What to do:
Where a line of the listing below includes the word "structured", reproduce that line.
━━━ Records shown
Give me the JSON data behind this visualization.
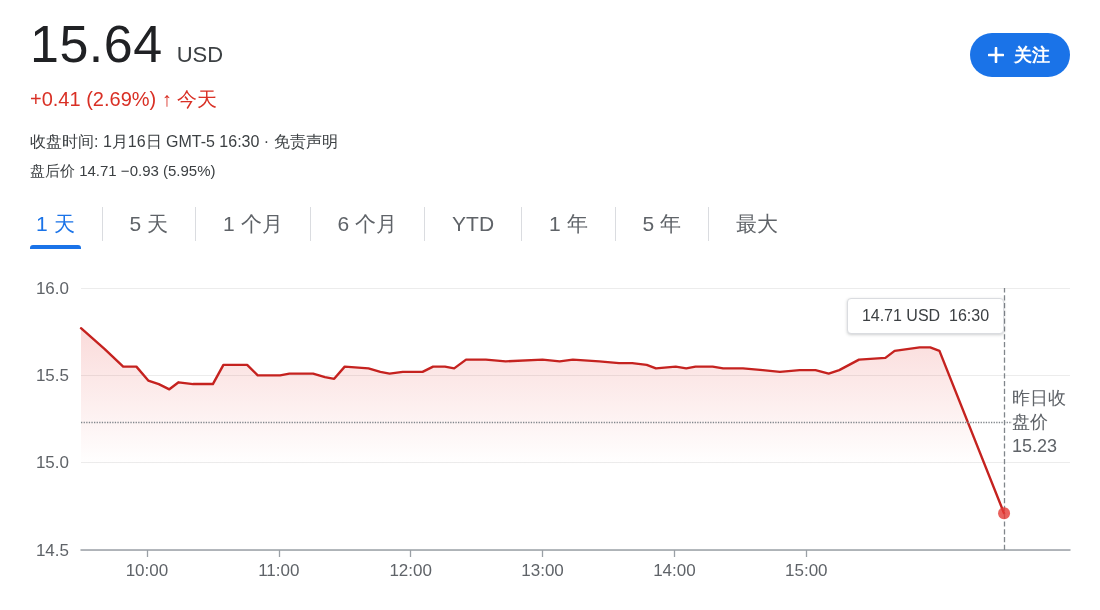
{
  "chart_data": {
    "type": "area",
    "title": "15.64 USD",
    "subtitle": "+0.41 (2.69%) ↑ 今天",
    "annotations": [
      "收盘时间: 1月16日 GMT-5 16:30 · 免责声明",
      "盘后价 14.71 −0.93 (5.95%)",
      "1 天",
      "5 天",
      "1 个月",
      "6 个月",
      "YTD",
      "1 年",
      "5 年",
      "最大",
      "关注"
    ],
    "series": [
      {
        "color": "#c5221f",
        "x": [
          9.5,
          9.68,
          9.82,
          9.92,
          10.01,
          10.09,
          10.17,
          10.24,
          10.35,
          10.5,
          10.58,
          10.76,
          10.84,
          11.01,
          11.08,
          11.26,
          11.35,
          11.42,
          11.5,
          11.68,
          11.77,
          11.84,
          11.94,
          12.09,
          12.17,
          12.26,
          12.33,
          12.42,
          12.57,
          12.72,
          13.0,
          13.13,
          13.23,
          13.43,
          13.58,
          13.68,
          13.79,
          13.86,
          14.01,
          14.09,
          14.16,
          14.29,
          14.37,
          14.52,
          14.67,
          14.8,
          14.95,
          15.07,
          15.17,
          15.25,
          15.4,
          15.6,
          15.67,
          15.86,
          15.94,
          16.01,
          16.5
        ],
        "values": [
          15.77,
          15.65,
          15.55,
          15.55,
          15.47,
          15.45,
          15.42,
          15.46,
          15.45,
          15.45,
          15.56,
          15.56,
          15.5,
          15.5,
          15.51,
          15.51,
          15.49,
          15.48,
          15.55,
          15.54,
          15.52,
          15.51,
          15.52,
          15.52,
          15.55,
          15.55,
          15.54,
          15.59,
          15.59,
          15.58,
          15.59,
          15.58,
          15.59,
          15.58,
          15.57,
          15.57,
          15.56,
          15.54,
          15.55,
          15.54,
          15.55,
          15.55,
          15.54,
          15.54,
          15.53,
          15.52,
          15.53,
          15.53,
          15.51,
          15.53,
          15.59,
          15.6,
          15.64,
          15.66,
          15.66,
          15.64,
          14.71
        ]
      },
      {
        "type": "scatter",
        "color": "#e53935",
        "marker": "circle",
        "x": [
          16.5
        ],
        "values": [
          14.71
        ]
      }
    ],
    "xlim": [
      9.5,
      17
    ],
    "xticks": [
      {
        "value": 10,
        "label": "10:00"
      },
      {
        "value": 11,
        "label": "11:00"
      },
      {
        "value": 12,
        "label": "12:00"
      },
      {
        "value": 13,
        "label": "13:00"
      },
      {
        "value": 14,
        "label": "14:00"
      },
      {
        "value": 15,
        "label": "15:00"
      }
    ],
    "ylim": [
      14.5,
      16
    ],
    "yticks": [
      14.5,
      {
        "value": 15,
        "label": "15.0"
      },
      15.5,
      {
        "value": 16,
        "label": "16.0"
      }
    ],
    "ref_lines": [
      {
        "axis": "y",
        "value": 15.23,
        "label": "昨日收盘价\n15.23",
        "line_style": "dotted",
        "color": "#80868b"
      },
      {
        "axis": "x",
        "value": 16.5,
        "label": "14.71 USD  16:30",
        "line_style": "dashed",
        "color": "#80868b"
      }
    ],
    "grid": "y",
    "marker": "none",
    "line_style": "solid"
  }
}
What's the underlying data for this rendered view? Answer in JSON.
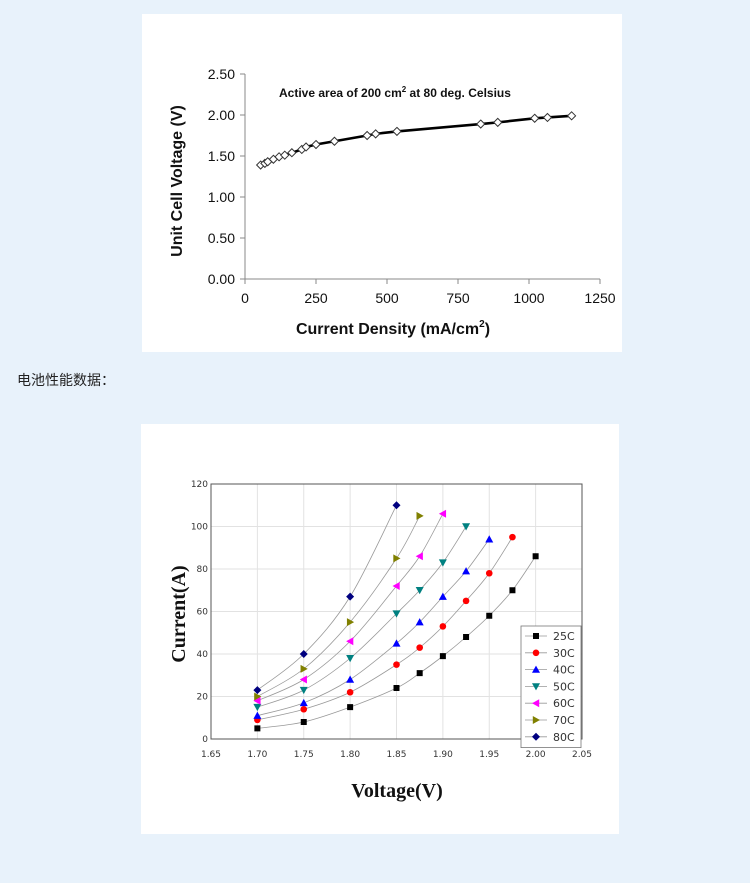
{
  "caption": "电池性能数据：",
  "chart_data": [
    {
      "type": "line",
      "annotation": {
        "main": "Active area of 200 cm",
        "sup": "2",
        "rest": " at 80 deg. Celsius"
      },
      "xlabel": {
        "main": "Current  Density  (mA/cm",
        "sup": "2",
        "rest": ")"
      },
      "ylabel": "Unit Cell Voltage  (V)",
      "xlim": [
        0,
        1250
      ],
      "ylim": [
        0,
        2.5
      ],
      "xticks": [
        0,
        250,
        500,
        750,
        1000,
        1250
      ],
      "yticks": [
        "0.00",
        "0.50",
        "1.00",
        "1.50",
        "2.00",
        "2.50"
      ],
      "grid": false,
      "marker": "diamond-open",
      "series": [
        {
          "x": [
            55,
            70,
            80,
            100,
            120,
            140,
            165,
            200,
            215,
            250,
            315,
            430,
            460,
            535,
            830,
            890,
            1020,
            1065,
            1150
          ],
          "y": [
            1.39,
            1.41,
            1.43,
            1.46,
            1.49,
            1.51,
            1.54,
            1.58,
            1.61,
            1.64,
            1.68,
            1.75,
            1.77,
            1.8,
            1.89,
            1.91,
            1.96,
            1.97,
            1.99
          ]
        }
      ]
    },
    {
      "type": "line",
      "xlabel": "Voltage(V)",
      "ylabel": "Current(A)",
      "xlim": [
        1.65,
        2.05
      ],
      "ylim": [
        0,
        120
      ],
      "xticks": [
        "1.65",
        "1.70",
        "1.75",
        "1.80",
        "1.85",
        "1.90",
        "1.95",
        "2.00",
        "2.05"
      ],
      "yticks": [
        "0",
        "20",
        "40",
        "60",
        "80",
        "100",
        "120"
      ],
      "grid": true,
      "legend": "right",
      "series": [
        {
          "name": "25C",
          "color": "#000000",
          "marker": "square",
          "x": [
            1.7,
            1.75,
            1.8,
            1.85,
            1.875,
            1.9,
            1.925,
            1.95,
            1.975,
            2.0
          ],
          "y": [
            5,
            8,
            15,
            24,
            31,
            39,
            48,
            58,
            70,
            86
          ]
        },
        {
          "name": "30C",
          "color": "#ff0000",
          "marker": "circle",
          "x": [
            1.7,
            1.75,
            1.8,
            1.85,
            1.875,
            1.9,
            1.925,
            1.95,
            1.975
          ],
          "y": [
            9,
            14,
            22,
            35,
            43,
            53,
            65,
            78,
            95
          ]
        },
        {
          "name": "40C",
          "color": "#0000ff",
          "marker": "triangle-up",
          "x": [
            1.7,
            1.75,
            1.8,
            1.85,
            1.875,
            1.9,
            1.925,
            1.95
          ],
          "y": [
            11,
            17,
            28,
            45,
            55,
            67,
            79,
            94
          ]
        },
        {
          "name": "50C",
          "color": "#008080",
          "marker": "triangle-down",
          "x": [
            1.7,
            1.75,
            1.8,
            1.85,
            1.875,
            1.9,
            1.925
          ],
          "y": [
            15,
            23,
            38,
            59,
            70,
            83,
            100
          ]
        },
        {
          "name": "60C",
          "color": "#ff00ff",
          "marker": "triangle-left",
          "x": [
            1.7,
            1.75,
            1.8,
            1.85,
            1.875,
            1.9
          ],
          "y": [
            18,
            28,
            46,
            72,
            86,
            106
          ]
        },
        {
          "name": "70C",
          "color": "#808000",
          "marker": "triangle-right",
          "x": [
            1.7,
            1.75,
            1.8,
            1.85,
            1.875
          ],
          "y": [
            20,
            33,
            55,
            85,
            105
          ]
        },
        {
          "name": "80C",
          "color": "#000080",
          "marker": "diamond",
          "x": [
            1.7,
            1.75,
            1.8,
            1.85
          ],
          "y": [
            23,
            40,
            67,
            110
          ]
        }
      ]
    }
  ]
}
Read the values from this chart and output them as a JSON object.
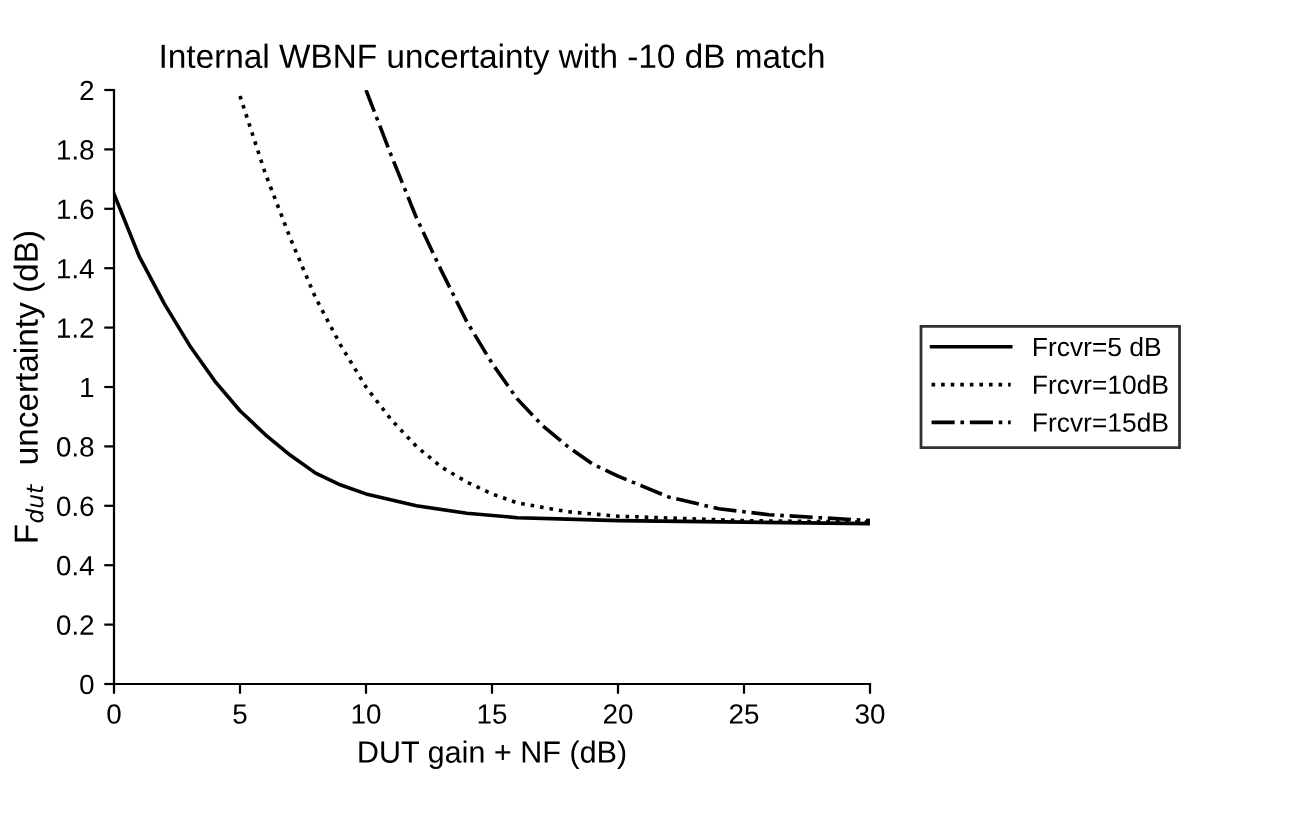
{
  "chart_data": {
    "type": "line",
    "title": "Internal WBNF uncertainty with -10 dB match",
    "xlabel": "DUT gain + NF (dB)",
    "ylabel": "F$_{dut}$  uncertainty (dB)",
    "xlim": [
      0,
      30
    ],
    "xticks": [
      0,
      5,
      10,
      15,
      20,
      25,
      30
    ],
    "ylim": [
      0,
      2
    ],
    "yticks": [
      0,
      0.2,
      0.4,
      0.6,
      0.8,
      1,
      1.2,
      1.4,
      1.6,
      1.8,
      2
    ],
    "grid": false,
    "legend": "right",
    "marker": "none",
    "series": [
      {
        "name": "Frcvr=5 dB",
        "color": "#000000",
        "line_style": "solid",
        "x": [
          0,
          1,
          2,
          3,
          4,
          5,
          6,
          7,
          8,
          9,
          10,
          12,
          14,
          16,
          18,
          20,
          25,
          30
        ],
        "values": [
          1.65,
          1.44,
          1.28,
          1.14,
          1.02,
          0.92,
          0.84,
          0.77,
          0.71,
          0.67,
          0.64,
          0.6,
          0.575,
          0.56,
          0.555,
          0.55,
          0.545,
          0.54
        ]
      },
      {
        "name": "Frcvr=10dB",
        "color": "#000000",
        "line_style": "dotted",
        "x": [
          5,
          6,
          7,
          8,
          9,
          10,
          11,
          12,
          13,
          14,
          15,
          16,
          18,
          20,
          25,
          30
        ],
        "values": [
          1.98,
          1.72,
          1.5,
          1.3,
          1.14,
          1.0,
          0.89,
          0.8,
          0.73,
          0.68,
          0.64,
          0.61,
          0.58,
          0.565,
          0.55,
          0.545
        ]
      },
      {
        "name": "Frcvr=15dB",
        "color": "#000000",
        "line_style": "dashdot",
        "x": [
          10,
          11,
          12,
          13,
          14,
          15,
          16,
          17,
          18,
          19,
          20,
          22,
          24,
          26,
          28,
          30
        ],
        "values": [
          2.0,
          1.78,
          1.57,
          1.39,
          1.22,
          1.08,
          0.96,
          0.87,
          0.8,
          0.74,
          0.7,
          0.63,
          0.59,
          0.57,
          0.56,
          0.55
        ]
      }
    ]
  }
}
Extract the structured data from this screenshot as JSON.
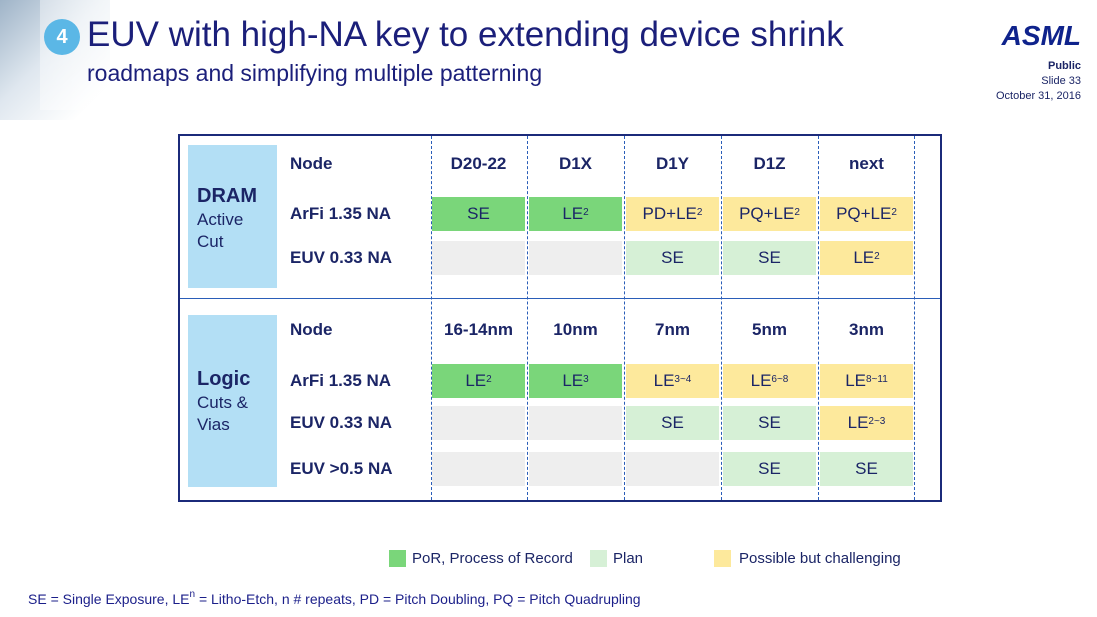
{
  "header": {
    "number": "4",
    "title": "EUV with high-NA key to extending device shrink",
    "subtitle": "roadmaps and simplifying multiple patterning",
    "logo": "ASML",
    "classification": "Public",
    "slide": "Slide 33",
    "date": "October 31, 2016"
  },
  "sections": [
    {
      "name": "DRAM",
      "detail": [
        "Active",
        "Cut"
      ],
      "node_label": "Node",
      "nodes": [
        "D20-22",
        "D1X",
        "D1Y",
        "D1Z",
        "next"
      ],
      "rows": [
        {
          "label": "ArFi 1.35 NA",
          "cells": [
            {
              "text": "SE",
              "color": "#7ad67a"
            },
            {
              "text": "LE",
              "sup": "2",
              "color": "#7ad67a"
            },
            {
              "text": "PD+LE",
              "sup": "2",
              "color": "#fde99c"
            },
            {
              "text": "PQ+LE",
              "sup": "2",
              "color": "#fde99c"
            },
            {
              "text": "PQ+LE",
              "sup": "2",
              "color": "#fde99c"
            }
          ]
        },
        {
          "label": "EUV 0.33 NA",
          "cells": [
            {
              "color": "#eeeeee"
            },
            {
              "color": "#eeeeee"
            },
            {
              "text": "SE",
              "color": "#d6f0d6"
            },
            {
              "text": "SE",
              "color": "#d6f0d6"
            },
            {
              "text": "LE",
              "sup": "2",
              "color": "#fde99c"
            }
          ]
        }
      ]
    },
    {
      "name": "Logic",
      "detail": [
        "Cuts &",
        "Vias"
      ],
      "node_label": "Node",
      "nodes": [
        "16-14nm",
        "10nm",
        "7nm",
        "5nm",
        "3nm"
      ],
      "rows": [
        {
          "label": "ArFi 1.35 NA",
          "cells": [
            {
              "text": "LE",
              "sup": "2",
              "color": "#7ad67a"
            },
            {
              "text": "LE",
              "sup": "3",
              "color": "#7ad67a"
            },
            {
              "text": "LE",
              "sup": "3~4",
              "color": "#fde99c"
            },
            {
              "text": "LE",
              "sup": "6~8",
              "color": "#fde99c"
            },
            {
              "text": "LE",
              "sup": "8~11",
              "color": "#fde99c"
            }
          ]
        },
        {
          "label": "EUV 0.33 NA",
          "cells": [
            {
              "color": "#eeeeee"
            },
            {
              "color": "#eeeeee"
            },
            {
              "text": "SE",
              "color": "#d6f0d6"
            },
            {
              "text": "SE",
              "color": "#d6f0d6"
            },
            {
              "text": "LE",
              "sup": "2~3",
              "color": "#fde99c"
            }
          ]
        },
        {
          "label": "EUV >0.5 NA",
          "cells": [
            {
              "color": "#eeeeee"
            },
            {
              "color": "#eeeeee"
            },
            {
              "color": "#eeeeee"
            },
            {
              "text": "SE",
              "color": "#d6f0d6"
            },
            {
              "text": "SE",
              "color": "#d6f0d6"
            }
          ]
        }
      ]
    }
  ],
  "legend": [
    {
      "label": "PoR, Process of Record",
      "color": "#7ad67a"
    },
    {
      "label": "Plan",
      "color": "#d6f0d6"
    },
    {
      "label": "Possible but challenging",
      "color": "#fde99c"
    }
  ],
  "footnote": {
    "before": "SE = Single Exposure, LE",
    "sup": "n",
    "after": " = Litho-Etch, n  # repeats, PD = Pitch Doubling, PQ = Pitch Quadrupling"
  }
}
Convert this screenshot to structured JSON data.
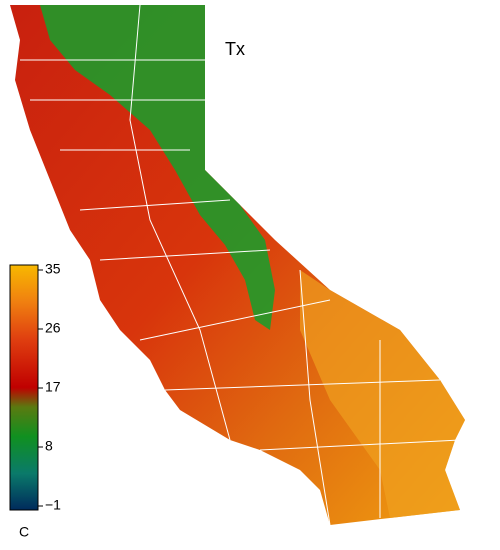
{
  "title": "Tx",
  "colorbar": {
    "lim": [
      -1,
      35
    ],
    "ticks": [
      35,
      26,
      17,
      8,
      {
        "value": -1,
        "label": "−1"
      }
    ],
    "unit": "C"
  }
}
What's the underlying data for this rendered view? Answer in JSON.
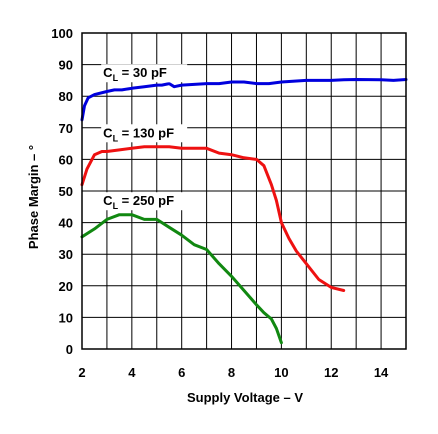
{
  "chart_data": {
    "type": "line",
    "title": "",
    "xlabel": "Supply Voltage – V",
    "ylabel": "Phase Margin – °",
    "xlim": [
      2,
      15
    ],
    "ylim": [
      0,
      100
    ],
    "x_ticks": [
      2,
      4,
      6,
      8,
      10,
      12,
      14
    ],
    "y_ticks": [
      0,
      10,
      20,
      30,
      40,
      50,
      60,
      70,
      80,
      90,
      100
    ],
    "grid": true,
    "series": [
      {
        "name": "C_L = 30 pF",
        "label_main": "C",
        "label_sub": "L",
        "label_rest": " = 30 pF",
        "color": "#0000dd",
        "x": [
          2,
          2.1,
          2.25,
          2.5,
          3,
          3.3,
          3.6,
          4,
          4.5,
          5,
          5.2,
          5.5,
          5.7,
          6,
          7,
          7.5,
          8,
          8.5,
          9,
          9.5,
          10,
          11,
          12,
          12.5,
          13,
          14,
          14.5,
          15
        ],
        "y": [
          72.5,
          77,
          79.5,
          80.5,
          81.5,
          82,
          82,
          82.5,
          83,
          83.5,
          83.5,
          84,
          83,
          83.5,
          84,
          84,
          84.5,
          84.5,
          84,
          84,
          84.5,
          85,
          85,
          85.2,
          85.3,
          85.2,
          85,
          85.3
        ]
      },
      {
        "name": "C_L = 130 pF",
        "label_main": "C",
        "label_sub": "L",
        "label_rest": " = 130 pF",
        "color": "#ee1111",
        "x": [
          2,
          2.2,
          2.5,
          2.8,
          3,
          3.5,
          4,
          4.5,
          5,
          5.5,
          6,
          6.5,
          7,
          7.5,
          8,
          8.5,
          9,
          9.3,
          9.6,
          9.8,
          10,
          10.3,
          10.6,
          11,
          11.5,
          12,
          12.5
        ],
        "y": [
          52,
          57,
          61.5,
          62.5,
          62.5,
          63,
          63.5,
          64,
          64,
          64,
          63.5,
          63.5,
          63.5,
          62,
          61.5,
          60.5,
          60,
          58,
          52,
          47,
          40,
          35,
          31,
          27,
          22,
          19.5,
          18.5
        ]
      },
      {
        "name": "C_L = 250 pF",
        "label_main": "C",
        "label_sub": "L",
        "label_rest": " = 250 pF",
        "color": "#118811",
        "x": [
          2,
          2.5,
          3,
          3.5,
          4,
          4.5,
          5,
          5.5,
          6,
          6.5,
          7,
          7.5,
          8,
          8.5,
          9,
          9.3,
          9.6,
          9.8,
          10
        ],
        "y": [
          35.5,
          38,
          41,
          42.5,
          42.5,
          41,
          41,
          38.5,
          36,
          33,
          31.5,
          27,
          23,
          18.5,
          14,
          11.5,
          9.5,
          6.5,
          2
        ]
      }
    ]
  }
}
━━━━━━
Completed task:
Extract the structured data from this screenshot as JSON.
Convert this screenshot to structured JSON data.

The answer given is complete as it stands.